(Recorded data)
###

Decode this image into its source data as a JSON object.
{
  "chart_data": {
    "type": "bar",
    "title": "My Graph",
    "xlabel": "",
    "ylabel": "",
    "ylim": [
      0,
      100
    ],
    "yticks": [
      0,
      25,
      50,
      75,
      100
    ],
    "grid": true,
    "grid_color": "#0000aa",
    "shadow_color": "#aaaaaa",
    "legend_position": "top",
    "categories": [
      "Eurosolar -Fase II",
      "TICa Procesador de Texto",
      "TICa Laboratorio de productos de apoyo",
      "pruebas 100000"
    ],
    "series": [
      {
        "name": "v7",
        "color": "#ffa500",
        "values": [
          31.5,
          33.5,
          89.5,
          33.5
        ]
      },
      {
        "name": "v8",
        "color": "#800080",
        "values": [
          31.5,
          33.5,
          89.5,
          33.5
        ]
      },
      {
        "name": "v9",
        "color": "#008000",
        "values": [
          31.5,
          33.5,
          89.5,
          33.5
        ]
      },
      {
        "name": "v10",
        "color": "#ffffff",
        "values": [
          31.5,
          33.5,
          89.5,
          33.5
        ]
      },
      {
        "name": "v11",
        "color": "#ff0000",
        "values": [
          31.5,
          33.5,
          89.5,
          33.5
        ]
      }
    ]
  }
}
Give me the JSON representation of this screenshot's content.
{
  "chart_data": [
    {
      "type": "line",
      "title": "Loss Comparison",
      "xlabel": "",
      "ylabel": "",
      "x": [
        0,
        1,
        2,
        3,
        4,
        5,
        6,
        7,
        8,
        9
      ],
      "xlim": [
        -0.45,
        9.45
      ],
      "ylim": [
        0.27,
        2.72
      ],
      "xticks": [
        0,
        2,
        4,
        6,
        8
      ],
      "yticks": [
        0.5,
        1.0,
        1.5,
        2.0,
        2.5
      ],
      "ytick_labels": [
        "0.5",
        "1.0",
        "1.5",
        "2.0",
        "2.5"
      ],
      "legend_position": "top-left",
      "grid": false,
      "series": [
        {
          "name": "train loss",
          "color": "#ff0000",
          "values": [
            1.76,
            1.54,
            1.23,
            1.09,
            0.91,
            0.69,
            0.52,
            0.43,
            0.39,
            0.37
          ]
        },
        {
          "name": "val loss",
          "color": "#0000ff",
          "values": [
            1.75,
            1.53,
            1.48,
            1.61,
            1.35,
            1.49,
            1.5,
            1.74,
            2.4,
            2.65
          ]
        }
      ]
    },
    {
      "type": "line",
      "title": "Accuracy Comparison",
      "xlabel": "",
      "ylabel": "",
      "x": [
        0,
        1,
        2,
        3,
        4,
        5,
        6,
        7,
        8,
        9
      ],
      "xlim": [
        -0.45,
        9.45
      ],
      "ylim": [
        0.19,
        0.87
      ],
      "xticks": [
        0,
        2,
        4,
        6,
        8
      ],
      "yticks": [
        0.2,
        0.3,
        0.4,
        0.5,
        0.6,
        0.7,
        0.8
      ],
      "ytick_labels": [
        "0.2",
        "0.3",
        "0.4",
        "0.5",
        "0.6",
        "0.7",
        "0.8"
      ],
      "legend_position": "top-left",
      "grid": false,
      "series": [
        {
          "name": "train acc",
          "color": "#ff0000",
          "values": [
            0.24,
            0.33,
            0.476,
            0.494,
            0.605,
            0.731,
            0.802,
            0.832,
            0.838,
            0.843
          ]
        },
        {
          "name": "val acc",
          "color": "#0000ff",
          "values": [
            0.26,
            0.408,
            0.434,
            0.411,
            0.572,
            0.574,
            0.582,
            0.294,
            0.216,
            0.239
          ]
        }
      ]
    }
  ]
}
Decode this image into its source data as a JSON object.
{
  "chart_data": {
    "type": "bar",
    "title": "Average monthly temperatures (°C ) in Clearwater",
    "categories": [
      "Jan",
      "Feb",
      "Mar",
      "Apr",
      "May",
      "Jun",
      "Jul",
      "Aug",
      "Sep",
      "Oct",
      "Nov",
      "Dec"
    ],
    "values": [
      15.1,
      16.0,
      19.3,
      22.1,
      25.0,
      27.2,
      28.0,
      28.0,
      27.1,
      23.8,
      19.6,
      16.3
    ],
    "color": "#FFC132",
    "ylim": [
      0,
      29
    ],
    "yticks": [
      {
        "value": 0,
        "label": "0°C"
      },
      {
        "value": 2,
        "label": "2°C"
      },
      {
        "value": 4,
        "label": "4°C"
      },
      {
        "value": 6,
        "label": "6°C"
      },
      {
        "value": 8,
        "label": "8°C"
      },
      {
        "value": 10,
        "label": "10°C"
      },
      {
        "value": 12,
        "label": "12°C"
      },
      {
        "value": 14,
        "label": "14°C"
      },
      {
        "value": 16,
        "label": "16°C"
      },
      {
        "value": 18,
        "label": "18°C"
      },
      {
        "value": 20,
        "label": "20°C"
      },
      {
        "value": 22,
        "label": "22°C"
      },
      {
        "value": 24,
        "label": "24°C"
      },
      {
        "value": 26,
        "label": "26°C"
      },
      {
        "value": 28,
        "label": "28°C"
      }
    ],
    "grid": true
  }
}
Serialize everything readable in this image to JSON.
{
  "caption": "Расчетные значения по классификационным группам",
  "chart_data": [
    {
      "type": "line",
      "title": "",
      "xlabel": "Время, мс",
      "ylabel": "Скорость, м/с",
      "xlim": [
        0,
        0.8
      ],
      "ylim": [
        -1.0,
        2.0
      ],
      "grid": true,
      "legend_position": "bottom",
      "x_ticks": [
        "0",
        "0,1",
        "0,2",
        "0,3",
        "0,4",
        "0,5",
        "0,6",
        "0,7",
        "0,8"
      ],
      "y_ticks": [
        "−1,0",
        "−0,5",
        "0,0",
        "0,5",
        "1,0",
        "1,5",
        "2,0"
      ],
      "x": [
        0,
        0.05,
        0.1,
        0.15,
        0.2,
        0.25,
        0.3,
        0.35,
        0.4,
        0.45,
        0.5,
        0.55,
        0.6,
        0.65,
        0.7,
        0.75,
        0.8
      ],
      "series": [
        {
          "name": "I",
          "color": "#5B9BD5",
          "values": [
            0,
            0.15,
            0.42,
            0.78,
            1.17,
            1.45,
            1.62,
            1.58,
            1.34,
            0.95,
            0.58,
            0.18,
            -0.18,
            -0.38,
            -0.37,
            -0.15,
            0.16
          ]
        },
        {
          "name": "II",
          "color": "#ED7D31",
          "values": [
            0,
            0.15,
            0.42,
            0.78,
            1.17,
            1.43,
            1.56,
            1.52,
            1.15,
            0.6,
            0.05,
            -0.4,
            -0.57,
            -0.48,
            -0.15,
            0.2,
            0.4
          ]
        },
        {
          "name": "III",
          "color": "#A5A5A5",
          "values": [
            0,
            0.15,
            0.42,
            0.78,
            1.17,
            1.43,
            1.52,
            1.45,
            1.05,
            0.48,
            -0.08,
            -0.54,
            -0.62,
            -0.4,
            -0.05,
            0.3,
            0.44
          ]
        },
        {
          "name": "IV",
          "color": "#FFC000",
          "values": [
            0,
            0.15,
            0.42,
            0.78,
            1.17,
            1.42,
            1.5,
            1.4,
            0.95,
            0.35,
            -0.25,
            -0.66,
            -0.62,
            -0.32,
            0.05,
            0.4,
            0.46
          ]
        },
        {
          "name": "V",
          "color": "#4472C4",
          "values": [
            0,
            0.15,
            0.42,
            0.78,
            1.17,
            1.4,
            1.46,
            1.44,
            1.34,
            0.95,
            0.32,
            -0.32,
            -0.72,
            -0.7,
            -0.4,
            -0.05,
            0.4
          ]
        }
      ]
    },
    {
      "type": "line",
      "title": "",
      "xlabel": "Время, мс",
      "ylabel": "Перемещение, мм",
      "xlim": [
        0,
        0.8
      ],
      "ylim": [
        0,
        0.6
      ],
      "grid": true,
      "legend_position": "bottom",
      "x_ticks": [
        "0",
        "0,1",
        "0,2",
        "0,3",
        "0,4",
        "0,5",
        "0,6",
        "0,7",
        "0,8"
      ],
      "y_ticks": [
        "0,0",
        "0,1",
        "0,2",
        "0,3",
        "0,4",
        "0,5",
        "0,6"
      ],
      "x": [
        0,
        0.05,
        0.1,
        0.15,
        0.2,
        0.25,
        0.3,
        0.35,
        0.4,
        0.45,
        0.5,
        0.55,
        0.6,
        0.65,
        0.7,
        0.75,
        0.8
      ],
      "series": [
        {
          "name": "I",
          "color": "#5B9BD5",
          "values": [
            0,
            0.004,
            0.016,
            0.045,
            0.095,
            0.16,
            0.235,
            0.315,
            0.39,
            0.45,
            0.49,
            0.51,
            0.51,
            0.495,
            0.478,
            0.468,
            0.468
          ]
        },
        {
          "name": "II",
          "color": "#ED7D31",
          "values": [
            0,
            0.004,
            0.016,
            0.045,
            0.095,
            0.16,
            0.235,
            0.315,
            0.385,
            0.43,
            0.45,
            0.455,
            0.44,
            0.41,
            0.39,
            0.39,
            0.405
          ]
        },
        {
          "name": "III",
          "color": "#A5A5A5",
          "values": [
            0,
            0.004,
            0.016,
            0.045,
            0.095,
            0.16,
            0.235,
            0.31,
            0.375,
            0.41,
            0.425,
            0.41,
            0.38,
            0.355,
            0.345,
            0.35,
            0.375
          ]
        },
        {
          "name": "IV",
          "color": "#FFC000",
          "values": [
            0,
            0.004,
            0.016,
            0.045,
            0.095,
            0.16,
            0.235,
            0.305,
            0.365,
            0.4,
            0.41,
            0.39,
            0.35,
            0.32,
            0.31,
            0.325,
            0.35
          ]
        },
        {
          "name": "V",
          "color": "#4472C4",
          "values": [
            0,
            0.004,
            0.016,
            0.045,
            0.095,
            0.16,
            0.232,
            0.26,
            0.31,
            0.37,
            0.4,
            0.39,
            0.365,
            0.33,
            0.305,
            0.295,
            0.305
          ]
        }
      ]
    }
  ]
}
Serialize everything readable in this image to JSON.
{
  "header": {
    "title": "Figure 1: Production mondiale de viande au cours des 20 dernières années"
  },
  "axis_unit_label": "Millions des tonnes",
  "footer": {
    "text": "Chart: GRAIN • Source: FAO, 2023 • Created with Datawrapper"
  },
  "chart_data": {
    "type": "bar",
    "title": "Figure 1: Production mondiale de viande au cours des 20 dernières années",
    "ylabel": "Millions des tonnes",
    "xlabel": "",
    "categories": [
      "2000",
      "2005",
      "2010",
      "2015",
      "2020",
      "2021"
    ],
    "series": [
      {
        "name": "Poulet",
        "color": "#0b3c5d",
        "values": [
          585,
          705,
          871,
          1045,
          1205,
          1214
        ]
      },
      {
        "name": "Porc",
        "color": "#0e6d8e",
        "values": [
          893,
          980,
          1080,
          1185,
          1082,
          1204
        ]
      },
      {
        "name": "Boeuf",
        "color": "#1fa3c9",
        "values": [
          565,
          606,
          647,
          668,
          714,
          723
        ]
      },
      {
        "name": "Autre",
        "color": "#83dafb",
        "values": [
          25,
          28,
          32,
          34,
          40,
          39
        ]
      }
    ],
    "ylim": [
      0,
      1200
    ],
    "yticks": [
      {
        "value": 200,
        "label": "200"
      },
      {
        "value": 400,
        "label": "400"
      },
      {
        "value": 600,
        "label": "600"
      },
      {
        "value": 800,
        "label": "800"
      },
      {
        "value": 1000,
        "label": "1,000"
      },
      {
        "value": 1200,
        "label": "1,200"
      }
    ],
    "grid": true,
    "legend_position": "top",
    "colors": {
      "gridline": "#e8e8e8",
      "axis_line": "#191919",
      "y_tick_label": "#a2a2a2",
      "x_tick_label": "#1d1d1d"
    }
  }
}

###

# [YOUR GOAL]
Give every line of the material that includes the string "Figure".

# [OUTPUT OF THE TASK]
    "title": "Figure 1: Production mondiale de viande au cours des 20 dernières années"
    "title": "Figure 1: Production mondiale de viande au cours des 20 dernières années",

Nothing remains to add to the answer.